** BEGIN **
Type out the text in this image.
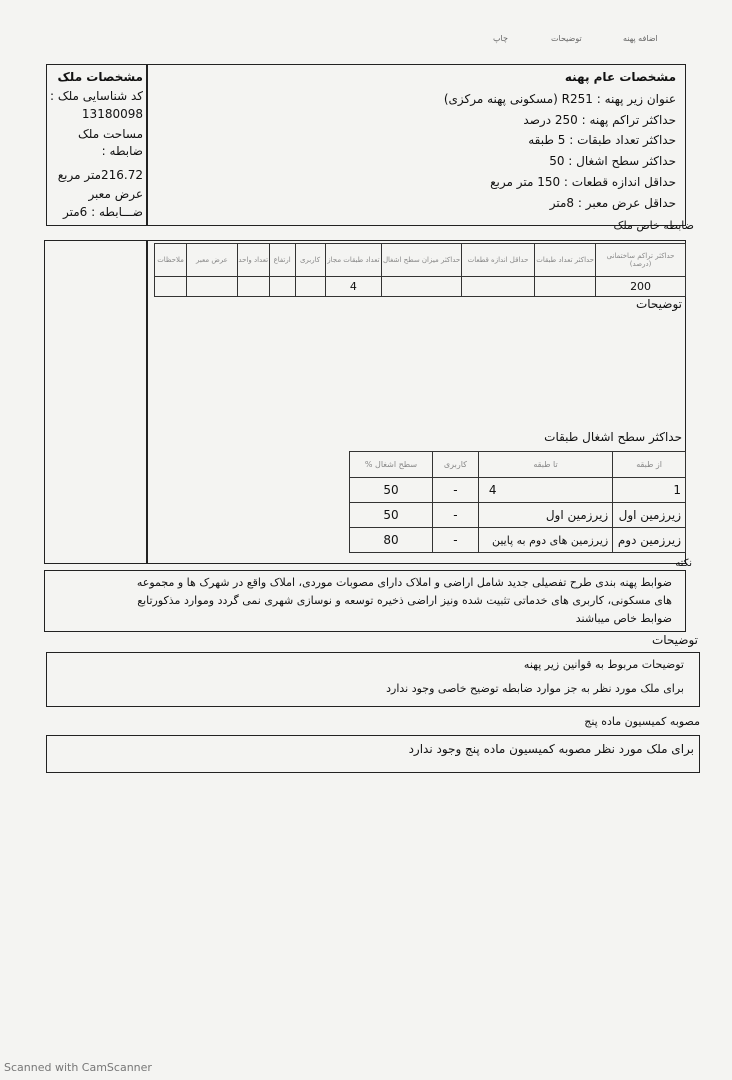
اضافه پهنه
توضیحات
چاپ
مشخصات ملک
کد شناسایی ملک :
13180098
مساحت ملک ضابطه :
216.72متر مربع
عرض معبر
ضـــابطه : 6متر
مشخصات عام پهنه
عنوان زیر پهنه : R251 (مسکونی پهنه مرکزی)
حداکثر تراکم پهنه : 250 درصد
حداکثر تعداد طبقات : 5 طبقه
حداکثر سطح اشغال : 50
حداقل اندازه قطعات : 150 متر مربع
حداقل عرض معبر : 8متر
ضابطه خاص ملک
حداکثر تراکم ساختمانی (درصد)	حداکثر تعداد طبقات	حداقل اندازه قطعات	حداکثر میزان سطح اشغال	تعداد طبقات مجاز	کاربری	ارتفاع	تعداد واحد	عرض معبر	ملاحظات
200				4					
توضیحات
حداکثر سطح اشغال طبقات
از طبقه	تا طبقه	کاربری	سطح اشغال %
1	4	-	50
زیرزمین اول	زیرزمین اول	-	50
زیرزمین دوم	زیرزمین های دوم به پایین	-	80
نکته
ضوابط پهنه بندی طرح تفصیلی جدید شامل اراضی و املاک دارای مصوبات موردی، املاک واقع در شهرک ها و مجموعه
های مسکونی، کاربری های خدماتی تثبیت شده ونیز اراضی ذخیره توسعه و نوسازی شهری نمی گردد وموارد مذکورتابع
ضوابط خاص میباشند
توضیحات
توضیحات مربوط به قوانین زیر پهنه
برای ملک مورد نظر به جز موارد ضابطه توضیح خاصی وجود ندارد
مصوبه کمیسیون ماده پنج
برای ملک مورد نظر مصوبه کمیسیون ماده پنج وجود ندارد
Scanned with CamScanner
** END **
** BEGIN **
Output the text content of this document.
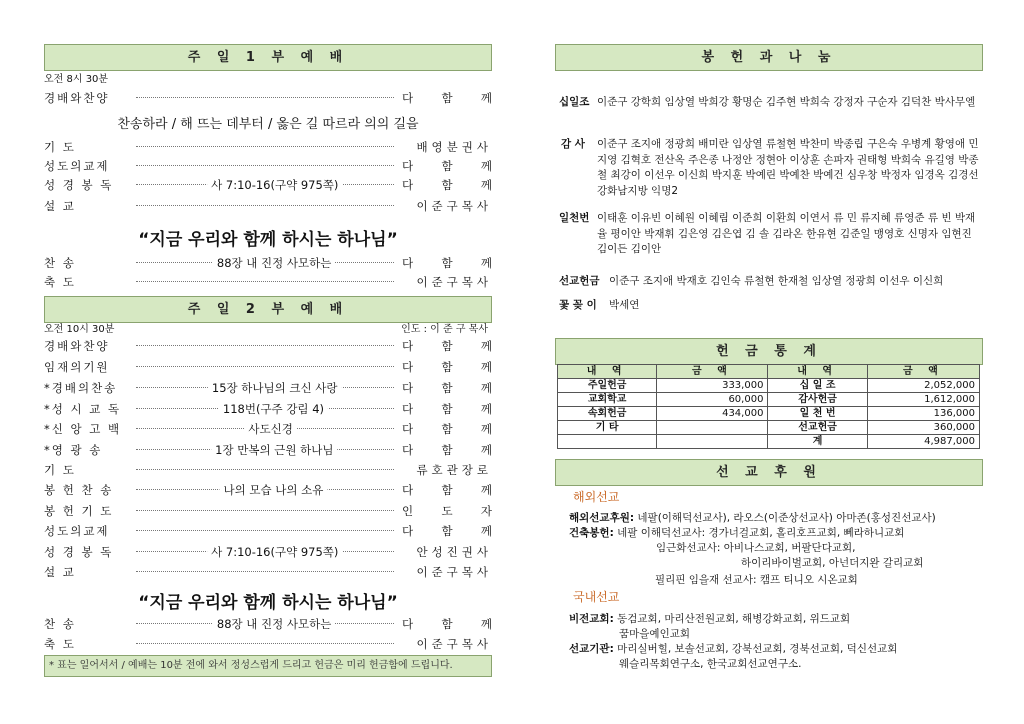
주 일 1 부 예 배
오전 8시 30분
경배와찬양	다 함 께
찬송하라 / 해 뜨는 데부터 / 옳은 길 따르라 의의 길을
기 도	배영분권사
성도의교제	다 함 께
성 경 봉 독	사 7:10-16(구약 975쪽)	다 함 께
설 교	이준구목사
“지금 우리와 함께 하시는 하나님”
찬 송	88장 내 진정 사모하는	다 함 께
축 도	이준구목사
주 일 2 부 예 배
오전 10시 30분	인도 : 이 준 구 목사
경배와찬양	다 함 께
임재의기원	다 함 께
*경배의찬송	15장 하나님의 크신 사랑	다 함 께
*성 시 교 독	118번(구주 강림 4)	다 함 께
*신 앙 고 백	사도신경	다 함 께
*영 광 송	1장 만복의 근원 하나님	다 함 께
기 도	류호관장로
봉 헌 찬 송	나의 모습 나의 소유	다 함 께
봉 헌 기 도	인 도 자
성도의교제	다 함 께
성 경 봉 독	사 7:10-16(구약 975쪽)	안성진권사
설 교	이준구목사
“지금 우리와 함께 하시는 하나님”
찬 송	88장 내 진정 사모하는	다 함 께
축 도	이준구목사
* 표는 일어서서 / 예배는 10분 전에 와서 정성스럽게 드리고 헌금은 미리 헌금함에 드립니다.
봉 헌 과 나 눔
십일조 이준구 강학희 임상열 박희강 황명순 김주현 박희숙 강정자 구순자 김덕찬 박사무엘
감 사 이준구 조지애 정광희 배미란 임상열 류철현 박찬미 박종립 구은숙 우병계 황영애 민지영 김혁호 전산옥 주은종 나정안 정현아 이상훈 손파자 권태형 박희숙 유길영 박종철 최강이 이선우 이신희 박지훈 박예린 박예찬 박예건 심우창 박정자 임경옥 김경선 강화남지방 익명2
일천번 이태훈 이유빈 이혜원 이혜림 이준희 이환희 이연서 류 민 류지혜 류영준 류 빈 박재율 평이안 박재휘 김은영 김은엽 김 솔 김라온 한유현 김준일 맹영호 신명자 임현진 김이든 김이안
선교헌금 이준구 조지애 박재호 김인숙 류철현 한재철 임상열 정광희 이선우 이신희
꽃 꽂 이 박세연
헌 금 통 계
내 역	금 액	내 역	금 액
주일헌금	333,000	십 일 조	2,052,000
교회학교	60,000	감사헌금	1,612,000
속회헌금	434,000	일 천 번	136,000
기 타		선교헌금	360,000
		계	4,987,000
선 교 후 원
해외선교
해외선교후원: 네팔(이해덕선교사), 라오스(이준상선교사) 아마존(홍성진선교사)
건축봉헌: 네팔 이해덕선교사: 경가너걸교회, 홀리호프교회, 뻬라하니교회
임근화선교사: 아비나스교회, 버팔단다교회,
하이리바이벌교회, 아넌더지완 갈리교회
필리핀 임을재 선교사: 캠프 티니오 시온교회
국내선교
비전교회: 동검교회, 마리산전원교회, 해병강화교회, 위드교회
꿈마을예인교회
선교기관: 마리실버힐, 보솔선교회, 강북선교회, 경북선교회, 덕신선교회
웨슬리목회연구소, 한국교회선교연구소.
** END **
** BEGIN **
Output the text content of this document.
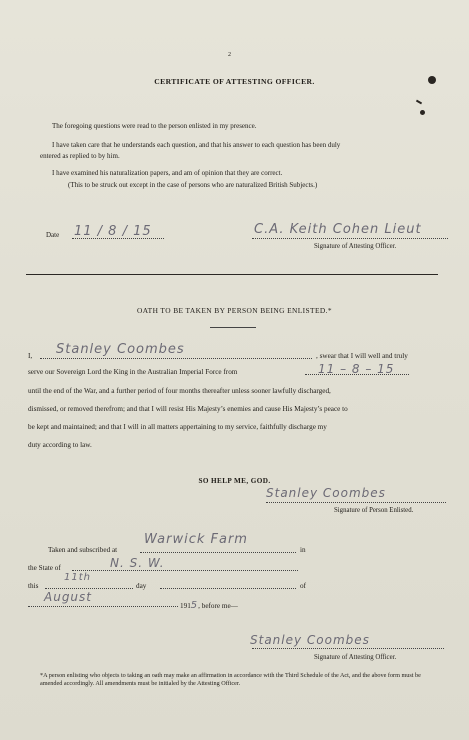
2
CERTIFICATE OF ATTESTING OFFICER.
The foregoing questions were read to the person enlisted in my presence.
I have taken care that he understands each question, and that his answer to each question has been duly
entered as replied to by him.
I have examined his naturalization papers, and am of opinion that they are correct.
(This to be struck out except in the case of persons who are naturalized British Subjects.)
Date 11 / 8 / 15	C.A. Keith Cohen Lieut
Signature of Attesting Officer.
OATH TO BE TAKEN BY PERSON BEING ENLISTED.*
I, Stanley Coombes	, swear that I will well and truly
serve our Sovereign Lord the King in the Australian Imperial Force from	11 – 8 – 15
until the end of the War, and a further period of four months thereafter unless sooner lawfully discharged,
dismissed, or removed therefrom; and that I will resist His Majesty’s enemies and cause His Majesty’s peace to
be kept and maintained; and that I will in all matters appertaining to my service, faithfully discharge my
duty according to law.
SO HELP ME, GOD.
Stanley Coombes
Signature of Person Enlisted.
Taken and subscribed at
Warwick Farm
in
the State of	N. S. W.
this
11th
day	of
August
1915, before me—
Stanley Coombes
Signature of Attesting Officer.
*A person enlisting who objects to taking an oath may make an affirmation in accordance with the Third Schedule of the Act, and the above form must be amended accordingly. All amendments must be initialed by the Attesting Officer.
** END **
Above is a listing; report how many of its lines include the word "کمیسیون", giving the number only.

SOLUTION -
2